Directions for this task:
Your task is to filter the data below down to the lines holding "DOCTOCLICK".

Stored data
* begin *

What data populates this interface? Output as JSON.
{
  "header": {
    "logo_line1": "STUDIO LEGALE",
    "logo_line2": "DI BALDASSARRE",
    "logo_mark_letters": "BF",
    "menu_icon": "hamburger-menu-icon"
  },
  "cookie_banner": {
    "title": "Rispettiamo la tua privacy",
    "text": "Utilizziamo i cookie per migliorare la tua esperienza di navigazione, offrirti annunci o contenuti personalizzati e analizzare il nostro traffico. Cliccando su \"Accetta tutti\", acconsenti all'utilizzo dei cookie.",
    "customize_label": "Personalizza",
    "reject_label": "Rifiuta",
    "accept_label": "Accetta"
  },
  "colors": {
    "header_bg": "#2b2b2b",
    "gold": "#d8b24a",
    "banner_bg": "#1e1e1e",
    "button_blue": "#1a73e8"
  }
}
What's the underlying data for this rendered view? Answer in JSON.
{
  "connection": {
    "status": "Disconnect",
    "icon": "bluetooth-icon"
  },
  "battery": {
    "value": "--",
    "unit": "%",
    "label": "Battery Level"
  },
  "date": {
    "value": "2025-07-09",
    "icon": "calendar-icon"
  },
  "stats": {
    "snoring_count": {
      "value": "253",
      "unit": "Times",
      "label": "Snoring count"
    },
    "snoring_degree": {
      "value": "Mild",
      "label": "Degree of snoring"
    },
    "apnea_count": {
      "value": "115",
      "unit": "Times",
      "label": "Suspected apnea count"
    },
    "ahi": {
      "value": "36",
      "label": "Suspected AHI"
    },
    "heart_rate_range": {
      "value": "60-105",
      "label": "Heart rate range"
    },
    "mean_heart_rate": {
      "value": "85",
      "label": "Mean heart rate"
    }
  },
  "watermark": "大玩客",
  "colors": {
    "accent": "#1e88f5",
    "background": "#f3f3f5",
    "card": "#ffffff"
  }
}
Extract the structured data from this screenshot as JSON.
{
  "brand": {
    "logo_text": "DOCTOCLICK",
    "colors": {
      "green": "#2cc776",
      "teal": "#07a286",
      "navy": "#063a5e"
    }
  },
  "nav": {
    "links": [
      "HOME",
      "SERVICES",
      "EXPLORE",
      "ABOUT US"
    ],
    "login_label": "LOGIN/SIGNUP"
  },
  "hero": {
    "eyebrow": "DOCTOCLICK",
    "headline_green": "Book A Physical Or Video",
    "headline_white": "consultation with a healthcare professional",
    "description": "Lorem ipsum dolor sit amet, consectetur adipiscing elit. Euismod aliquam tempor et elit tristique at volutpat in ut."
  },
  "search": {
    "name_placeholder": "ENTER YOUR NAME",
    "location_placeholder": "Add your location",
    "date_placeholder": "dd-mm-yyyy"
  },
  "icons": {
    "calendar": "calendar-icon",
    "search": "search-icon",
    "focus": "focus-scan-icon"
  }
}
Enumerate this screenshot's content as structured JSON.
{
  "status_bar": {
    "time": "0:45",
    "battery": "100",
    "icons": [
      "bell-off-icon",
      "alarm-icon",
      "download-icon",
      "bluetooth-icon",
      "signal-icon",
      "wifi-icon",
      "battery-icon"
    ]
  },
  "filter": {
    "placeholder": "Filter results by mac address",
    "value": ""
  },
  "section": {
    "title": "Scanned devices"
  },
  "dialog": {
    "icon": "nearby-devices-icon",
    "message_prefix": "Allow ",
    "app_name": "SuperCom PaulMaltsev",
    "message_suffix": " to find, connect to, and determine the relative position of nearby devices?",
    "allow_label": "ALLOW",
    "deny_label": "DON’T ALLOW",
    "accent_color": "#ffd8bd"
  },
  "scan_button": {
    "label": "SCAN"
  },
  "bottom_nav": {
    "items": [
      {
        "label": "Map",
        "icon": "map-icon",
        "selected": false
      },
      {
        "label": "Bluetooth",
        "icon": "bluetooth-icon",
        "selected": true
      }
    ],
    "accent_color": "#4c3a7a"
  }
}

* end *

Response for this exercise:
    "logo_text": "DOCTOCLICK",
    "eyebrow": "DOCTOCLICK",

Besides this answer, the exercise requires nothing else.